▶ [Stated goal]: List all lines of the data that include the string "text".

▶ [Material supplied]:
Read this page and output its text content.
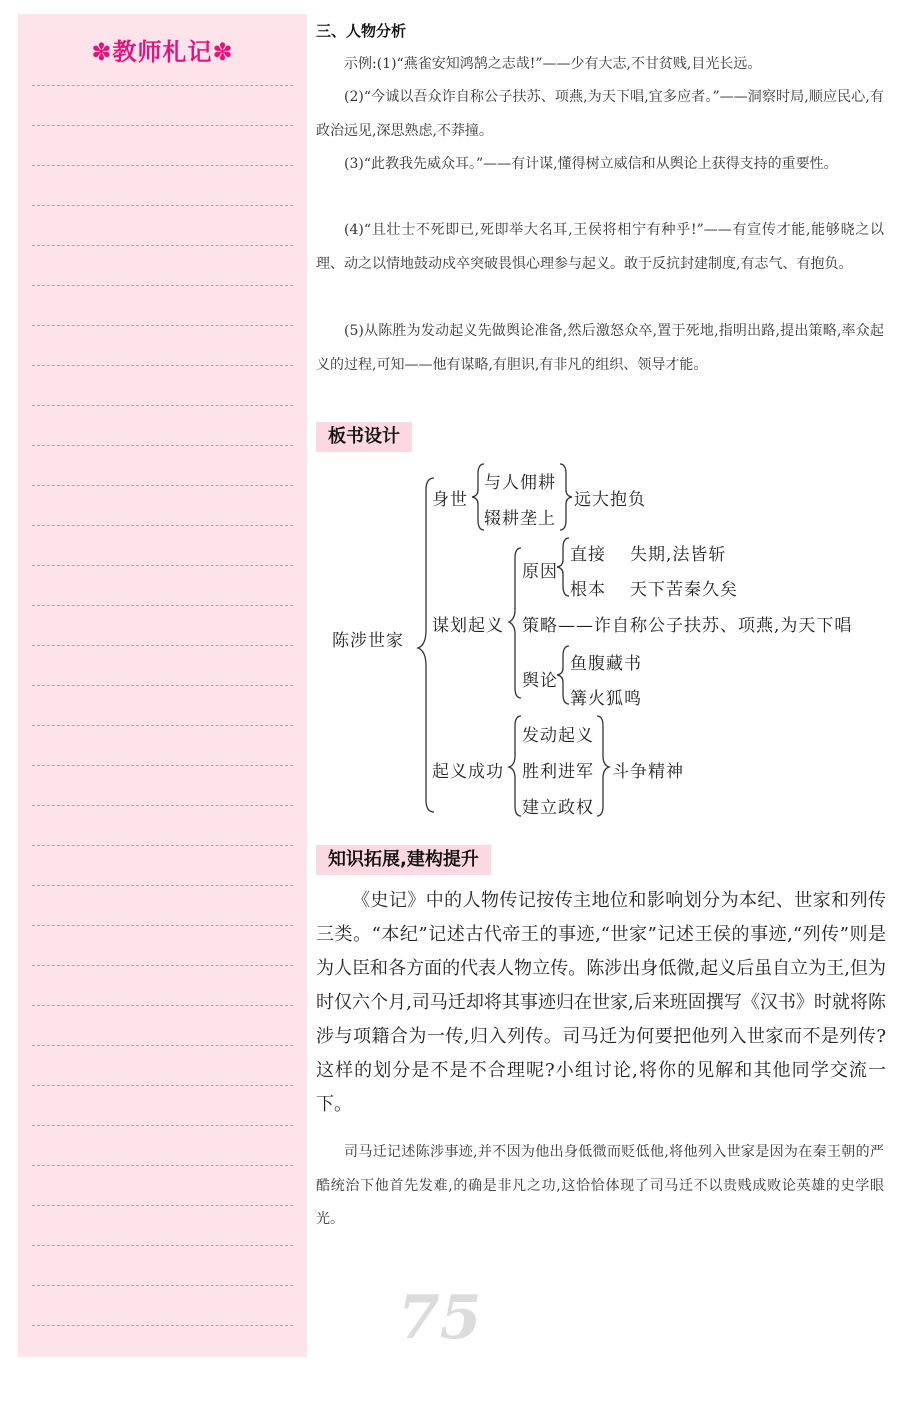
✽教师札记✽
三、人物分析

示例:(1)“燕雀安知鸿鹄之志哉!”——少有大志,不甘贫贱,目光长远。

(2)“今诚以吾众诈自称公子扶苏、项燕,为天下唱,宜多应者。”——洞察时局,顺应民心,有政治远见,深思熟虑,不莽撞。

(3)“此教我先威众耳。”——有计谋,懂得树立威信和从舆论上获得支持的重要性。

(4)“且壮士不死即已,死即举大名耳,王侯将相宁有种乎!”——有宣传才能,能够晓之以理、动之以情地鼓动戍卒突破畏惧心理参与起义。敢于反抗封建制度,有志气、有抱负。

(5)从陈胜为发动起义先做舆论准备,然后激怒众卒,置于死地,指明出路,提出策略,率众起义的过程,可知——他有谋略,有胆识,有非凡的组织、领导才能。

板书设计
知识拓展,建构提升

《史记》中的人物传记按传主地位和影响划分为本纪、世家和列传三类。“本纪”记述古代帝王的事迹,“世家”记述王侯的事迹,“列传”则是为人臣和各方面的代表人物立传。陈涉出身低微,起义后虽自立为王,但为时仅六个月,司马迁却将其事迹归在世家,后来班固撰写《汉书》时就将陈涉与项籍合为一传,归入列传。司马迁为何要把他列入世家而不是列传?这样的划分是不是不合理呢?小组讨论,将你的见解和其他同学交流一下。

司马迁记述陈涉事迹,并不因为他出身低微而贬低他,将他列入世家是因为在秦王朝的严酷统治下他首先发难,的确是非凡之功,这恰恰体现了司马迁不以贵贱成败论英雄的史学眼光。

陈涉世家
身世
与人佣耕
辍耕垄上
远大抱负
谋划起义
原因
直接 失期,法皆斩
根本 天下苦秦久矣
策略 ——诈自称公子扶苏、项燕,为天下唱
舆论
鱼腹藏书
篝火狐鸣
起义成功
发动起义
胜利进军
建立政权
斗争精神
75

--

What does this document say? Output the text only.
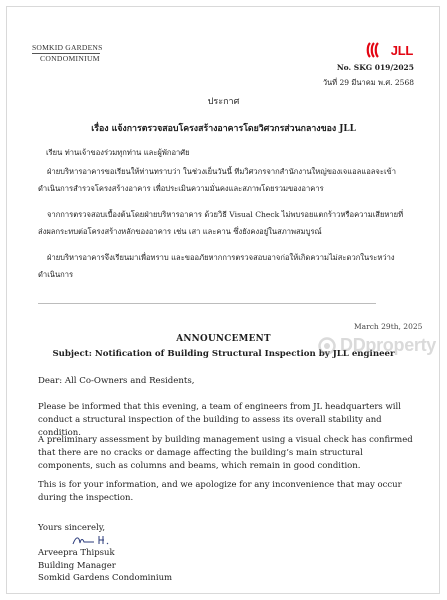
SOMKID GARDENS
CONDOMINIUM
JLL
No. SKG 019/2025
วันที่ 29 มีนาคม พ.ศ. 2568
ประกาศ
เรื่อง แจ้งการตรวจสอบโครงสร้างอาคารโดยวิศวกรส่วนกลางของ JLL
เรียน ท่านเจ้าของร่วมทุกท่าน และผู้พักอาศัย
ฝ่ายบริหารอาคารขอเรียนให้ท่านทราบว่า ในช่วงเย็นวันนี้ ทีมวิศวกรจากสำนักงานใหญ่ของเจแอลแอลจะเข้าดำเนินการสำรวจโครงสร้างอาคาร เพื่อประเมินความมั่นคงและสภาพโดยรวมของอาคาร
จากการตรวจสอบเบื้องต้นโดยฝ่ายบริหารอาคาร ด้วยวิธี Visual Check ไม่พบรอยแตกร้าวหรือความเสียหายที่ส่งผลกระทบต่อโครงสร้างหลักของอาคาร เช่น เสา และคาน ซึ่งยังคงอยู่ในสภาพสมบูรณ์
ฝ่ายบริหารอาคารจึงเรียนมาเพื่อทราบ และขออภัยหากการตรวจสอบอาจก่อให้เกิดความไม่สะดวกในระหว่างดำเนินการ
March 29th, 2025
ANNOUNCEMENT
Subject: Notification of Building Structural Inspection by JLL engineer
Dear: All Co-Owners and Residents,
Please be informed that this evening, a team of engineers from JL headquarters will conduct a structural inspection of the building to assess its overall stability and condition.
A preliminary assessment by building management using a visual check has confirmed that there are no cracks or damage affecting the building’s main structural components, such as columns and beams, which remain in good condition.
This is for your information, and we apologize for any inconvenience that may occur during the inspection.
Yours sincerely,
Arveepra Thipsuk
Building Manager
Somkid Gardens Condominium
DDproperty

▶ [Complete response]:
Read this page and output its text content.
What does this document say? Output the text only.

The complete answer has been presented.